» DATA ENTRIES

#####

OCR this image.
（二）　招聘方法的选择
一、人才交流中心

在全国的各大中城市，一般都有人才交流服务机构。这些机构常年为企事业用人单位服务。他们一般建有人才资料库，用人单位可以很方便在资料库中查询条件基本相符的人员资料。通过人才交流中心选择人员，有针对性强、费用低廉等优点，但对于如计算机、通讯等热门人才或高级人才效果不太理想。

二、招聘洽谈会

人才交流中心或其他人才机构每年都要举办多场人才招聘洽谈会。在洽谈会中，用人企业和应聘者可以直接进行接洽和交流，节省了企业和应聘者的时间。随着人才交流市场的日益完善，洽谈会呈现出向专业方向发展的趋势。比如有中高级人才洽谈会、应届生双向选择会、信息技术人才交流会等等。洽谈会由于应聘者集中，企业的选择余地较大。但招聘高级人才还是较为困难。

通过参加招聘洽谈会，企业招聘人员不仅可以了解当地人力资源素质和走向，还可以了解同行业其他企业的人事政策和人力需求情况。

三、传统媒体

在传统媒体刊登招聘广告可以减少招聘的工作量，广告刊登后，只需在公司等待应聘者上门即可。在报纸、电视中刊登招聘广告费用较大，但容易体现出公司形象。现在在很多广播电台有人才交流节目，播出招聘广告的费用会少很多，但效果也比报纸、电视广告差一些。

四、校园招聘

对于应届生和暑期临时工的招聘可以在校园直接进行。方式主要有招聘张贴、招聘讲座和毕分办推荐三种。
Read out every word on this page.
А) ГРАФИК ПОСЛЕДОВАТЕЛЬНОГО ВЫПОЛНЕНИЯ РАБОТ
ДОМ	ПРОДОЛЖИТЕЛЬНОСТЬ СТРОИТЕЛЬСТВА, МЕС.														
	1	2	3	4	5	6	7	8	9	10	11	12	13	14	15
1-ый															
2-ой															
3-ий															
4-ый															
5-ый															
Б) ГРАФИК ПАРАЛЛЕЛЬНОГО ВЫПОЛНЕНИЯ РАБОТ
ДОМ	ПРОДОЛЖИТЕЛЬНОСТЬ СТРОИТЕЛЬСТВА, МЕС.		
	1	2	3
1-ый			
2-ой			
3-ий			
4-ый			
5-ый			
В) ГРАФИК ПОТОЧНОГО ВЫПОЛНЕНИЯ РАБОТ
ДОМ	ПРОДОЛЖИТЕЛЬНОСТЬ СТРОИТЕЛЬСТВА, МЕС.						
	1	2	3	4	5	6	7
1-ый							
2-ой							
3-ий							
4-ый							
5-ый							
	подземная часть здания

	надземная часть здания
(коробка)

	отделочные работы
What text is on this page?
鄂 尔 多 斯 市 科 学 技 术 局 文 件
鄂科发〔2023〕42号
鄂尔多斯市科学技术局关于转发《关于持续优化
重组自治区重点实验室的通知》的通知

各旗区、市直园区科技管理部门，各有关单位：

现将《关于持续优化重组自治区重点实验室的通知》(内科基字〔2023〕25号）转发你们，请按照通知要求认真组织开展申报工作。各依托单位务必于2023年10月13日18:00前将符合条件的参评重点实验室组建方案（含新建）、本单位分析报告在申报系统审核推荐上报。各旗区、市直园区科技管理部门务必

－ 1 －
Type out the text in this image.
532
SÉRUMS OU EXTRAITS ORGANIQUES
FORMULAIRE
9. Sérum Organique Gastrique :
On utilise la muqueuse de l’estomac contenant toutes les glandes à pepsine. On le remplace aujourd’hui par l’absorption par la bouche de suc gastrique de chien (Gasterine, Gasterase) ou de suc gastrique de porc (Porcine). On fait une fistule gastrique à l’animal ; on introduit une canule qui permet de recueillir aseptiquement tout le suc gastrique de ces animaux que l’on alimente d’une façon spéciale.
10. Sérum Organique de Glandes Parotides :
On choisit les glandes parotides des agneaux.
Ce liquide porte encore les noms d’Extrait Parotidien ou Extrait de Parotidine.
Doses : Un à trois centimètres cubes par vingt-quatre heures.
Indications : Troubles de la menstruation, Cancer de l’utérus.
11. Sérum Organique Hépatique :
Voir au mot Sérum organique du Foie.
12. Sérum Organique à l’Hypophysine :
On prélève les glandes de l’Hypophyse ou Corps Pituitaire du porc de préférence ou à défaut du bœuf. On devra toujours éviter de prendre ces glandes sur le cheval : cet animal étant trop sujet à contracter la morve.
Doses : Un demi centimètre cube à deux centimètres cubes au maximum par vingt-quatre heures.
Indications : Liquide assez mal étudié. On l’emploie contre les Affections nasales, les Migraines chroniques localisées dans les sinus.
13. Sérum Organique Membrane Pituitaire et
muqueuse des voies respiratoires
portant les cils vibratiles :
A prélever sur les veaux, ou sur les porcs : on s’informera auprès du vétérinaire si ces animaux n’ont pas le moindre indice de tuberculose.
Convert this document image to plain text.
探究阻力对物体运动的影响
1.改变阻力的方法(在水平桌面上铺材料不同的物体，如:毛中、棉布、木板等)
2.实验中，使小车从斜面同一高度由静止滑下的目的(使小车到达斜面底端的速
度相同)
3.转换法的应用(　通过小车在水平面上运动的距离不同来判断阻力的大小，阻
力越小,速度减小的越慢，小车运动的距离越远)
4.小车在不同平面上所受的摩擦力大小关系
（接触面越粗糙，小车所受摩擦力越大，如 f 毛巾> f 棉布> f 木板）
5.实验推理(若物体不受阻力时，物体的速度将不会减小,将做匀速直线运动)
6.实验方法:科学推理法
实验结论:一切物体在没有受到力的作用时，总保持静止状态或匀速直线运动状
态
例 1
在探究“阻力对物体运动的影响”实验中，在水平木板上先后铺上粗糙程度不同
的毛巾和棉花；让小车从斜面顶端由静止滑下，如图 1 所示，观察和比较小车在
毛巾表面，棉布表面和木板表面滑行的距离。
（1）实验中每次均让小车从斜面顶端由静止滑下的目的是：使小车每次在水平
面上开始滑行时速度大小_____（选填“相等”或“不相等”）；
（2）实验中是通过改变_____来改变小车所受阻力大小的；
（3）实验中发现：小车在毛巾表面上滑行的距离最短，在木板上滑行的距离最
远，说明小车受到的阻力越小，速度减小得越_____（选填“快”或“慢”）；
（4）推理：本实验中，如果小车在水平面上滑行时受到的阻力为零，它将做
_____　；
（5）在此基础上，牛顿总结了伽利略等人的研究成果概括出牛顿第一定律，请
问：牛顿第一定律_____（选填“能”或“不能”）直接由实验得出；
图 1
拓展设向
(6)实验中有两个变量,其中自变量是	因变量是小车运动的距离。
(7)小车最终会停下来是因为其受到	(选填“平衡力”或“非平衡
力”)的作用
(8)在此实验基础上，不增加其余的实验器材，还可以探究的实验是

#####

» EXERCISE INSTRUCTIONS
Your task is to repeat every entry exactly.

» RESULT
OCR this image.
（二）　招聘方法的选择
一、人才交流中心

在全国的各大中城市，一般都有人才交流服务机构。这些机构常年为企事业用人单位服务。他们一般建有人才资料库，用人单位可以很方便在资料库中查询条件基本相符的人员资料。通过人才交流中心选择人员，有针对性强、费用低廉等优点，但对于如计算机、通讯等热门人才或高级人才效果不太理想。

二、招聘洽谈会

人才交流中心或其他人才机构每年都要举办多场人才招聘洽谈会。在洽谈会中，用人企业和应聘者可以直接进行接洽和交流，节省了企业和应聘者的时间。随着人才交流市场的日益完善，洽谈会呈现出向专业方向发展的趋势。比如有中高级人才洽谈会、应届生双向选择会、信息技术人才交流会等等。洽谈会由于应聘者集中，企业的选择余地较大。但招聘高级人才还是较为困难。

通过参加招聘洽谈会，企业招聘人员不仅可以了解当地人力资源素质和走向，还可以了解同行业其他企业的人事政策和人力需求情况。

三、传统媒体

在传统媒体刊登招聘广告可以减少招聘的工作量，广告刊登后，只需在公司等待应聘者上门即可。在报纸、电视中刊登招聘广告费用较大，但容易体现出公司形象。现在在很多广播电台有人才交流节目，播出招聘广告的费用会少很多，但效果也比报纸、电视广告差一些。

四、校园招聘

对于应届生和暑期临时工的招聘可以在校园直接进行。方式主要有招聘张贴、招聘讲座和毕分办推荐三种。
Read out every word on this page.
А) ГРАФИК ПОСЛЕДОВАТЕЛЬНОГО ВЫПОЛНЕНИЯ РАБОТ
ДОМ	ПРОДОЛЖИТЕЛЬНОСТЬ СТРОИТЕЛЬСТВА, МЕС.														
	1	2	3	4	5	6	7	8	9	10	11	12	13	14	15
1-ый															
2-ой															
3-ий															
4-ый															
5-ый															
Б) ГРАФИК ПАРАЛЛЕЛЬНОГО ВЫПОЛНЕНИЯ РАБОТ
ДОМ	ПРОДОЛЖИТЕЛЬНОСТЬ СТРОИТЕЛЬСТВА, МЕС.		
	1	2	3
1-ый			
2-ой			
3-ий			
4-ый			
5-ый			
В) ГРАФИК ПОТОЧНОГО ВЫПОЛНЕНИЯ РАБОТ
ДОМ	ПРОДОЛЖИТЕЛЬНОСТЬ СТРОИТЕЛЬСТВА, МЕС.						
	1	2	3	4	5	6	7
1-ый							
2-ой							
3-ий							
4-ый							
5-ый							
	подземная часть здания

	надземная часть здания
(коробка)

	отделочные работы
What text is on this page?
鄂 尔 多 斯 市 科 学 技 术 局 文 件
鄂科发〔2023〕42号
鄂尔多斯市科学技术局关于转发《关于持续优化
重组自治区重点实验室的通知》的通知

各旗区、市直园区科技管理部门，各有关单位：

现将《关于持续优化重组自治区重点实验室的通知》(内科基字〔2023〕25号）转发你们，请按照通知要求认真组织开展申报工作。各依托单位务必于2023年10月13日18:00前将符合条件的参评重点实验室组建方案（含新建）、本单位分析报告在申报系统审核推荐上报。各旗区、市直园区科技管理部门务必

－ 1 －
Type out the text in this image.
532
SÉRUMS OU EXTRAITS ORGANIQUES
FORMULAIRE
9. Sérum Organique Gastrique :
On utilise la muqueuse de l’estomac contenant toutes les glandes à pepsine. On le remplace aujourd’hui par l’absorption par la bouche de suc gastrique de chien (Gasterine, Gasterase) ou de suc gastrique de porc (Porcine). On fait une fistule gastrique à l’animal ; on introduit une canule qui permet de recueillir aseptiquement tout le suc gastrique de ces animaux que l’on alimente d’une façon spéciale.
10. Sérum Organique de Glandes Parotides :
On choisit les glandes parotides des agneaux.
Ce liquide porte encore les noms d’Extrait Parotidien ou Extrait de Parotidine.
Doses : Un à trois centimètres cubes par vingt-quatre heures.
Indications : Troubles de la menstruation, Cancer de l’utérus.
11. Sérum Organique Hépatique :
Voir au mot Sérum organique du Foie.
12. Sérum Organique à l’Hypophysine :
On prélève les glandes de l’Hypophyse ou Corps Pituitaire du porc de préférence ou à défaut du bœuf. On devra toujours éviter de prendre ces glandes sur le cheval : cet animal étant trop sujet à contracter la morve.
Doses : Un demi centimètre cube à deux centimètres cubes au maximum par vingt-quatre heures.
Indications : Liquide assez mal étudié. On l’emploie contre les Affections nasales, les Migraines chroniques localisées dans les sinus.
13. Sérum Organique Membrane Pituitaire et
muqueuse des voies respiratoires
portant les cils vibratiles :
A prélever sur les veaux, ou sur les porcs : on s’informera auprès du vétérinaire si ces animaux n’ont pas le moindre indice de tuberculose.
Convert this document image to plain text.
探究阻力对物体运动的影响
1.改变阻力的方法(在水平桌面上铺材料不同的物体，如:毛中、棉布、木板等)
2.实验中，使小车从斜面同一高度由静止滑下的目的(使小车到达斜面底端的速
度相同)
3.转换法的应用(　通过小车在水平面上运动的距离不同来判断阻力的大小，阻
力越小,速度减小的越慢，小车运动的距离越远)
4.小车在不同平面上所受的摩擦力大小关系
（接触面越粗糙，小车所受摩擦力越大，如 f 毛巾> f 棉布> f 木板）
5.实验推理(若物体不受阻力时，物体的速度将不会减小,将做匀速直线运动)
6.实验方法:科学推理法
实验结论:一切物体在没有受到力的作用时，总保持静止状态或匀速直线运动状
态
例 1
在探究“阻力对物体运动的影响”实验中，在水平木板上先后铺上粗糙程度不同
的毛巾和棉花；让小车从斜面顶端由静止滑下，如图 1 所示，观察和比较小车在
毛巾表面，棉布表面和木板表面滑行的距离。
（1）实验中每次均让小车从斜面顶端由静止滑下的目的是：使小车每次在水平
面上开始滑行时速度大小_____（选填“相等”或“不相等”）；
（2）实验中是通过改变_____来改变小车所受阻力大小的；
（3）实验中发现：小车在毛巾表面上滑行的距离最短，在木板上滑行的距离最
远，说明小车受到的阻力越小，速度减小得越_____（选填“快”或“慢”）；
（4）推理：本实验中，如果小车在水平面上滑行时受到的阻力为零，它将做
_____　；
（5）在此基础上，牛顿总结了伽利略等人的研究成果概括出牛顿第一定律，请
问：牛顿第一定律_____（选填“能”或“不能”）直接由实验得出；
图 1
拓展设向
(6)实验中有两个变量,其中自变量是	因变量是小车运动的距离。
(7)小车最终会停下来是因为其受到	(选填“平衡力”或“非平衡
力”)的作用
(8)在此实验基础上，不增加其余的实验器材，还可以探究的实验是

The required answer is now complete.